* **Exercise a**
In the review about deaths on Mount Everest, which two national governments control access to the mountain?

* **Quoted text**

···

You may recall books like "Into Thin Air," which recounted the 1996 disaster on Mount Everest. From those accounts, we know the weather was a central factor in the horrific events that played out. In 2006, the body count was just as bad, but the weather was fine. With the weather not part of the death equation, why did so many people die on Mount Everest in 2006?

Dark Summit holds many clues, because it provides a detailed narrative of about the various tragedies of 2006 and what led up to them. Given what went on, it's surprising that the body count wasn't even higher.

In the ten years that followed the 1996 disaster, the two national governments (Nepal and China) that control access to Everest failed to institute such basic safety measures as limiting access to qualified personnel. In the industrial safety arena, a "qualified person" is one who meets certain minimum competence standards for the task at hand. This concept is conspicuously absent from the management of access to Everest.

Another basic safety measure would be the formation of permanent rescue teams, which would be present and on standby during the climbing season. Nobody has set up a fund for this, though the sheer number of people shelling out money to climb Everest would easily make that possible.

Nor do we find any formal contingency plans or evacuation plans. It seems that everyone involved is, every year, surprised that people show up. And they appear to be surprised further still that danger exists on Everest--gee, what a concept. Apparently, the increasing number of corpses littering the mountain doesn't translate into the idea that it's dangerous to be on the mountain.

···

* **Exercise b**
Recast the lines of the records between the line holding "What elements are" and the line holding "donut-slice [403,82,476,223]", inclusive, as a JSON list of strings with one string per line and blank lines omitted. Leave the pictures out of the list.

···

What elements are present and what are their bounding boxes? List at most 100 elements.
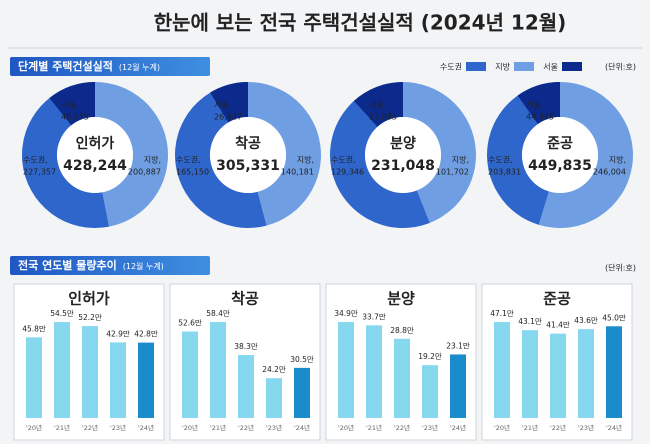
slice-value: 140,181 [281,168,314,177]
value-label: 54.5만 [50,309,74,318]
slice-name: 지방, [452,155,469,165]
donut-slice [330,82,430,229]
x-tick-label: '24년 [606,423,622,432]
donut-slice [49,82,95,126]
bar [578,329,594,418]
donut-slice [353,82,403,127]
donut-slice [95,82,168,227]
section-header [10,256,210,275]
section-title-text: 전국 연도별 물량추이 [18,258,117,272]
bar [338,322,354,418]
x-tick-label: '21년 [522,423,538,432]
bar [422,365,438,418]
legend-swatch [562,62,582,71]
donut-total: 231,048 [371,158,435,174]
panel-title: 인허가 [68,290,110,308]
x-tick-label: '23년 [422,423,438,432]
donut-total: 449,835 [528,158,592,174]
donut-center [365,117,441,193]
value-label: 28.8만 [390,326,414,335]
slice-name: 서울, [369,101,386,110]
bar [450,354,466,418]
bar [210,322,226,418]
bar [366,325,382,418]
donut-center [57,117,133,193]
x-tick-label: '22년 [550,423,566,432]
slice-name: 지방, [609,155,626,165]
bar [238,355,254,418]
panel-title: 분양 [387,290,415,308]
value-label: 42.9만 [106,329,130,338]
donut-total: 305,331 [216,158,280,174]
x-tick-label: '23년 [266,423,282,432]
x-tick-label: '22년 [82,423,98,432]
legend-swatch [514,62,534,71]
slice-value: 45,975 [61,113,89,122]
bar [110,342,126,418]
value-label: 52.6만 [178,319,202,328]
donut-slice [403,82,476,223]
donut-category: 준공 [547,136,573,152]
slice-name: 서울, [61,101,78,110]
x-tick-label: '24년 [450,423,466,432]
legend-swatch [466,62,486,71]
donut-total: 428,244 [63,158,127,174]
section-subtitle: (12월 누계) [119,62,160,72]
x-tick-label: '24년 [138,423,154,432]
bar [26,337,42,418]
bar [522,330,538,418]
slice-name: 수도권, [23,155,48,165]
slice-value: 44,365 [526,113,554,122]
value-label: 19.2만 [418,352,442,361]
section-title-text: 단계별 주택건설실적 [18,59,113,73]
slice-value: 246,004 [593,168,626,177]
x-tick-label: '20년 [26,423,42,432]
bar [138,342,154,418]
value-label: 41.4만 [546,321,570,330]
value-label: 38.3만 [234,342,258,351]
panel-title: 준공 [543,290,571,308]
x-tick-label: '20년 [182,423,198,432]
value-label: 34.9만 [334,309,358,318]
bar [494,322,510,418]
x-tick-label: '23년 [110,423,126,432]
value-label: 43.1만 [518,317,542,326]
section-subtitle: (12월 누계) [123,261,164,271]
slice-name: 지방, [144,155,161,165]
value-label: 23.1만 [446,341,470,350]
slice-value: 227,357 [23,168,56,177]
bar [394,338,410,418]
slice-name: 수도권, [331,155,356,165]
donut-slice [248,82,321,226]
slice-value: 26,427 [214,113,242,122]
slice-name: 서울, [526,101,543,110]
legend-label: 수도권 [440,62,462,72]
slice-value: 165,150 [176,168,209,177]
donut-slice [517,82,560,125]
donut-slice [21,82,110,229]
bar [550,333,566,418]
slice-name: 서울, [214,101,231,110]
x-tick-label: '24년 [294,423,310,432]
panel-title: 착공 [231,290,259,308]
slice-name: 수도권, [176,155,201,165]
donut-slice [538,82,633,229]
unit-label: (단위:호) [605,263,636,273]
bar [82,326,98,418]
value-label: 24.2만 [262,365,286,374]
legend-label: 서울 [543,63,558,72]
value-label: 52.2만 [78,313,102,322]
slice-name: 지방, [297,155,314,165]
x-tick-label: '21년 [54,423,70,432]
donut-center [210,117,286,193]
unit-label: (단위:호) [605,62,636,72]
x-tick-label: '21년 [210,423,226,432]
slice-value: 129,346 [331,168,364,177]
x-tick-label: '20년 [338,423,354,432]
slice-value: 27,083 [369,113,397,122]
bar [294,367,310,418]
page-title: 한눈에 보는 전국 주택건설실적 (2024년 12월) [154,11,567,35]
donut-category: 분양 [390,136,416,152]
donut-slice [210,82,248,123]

···

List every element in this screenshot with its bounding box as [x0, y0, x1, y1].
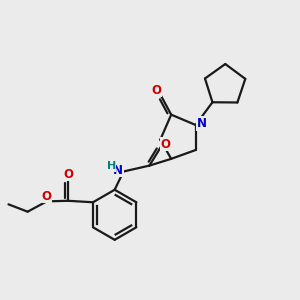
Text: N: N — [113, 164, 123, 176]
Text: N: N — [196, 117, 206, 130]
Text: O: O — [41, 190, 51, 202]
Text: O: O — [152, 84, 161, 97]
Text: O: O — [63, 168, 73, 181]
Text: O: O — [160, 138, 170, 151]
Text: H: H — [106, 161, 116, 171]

···

* **Full solution a**
Nepal and China.

* **Full solution b**
[
  "What elements are present and what are their bounding boxes? List at most 100 elements.",
  "slice-value: 140,181 [281,168,314,177]",
  "value-label: 54.5만 [50,309,74,318]",
  "slice-name: 지방, [452,155,469,165]",
  "donut-slice [330,82,430,229]",
  "x-tick-label: '24년 [606,423,622,432]",
  "donut-slice [49,82,95,126]",
  "bar [578,329,594,418]",
  "donut-slice [353,82,403,127]",
  "donut-slice [95,82,168,227]",
  "section-header [10,256,210,275]",
  "section-title-text: 전국 연도별 물량추이 [18,258,117,272]",
  "bar [338,322,354,418]",
  "x-tick-label: '21년 [522,423,538,432]",
  "bar [422,365,438,418]",
  "legend-swatch [562,62,582,71]",
  "donut-total: 231,048 [371,158,435,174]",
  "panel-title: 인허가 [68,290,110,308]",
  "x-tick-label: '23년 [422,423,438,432]",
  "donut-total: 449,835 [528,158,592,174]",
  "donut-center [365,117,441,193]",
  "value-label: 28.8만 [390,326,414,335]",
  "slice-name: 서울, [369,101,386,110]",
  "bar [450,354,466,418]",
  "bar [210,322,226,418]",
  "bar [366,325,382,418]",
  "donut-center [57,117,133,193]",
  "x-tick-label: '22년 [550,423,566,432]",
  "slice-name: 지방, [609,155,626,165]",
  "bar [238,355,254,418]",
  "panel-title: 분양 [387,290,415,308]",
  "value-label: 42.9만 [106,329,130,338]",
  "donut-total: 305,331 [216,158,280,174]",
  "x-tick-label: '23년 [266,423,282,432]",
  "x-tick-label: '22년 [82,423,98,432]",
  "legend-swatch [514,62,534,71]",
  "slice-value: 45,975 [61,113,89,122]",
  "bar [110,342,126,418]",
  "value-label: 52.6만 [178,319,202,328]",
  "donut-slice [403,82,476,223]"
]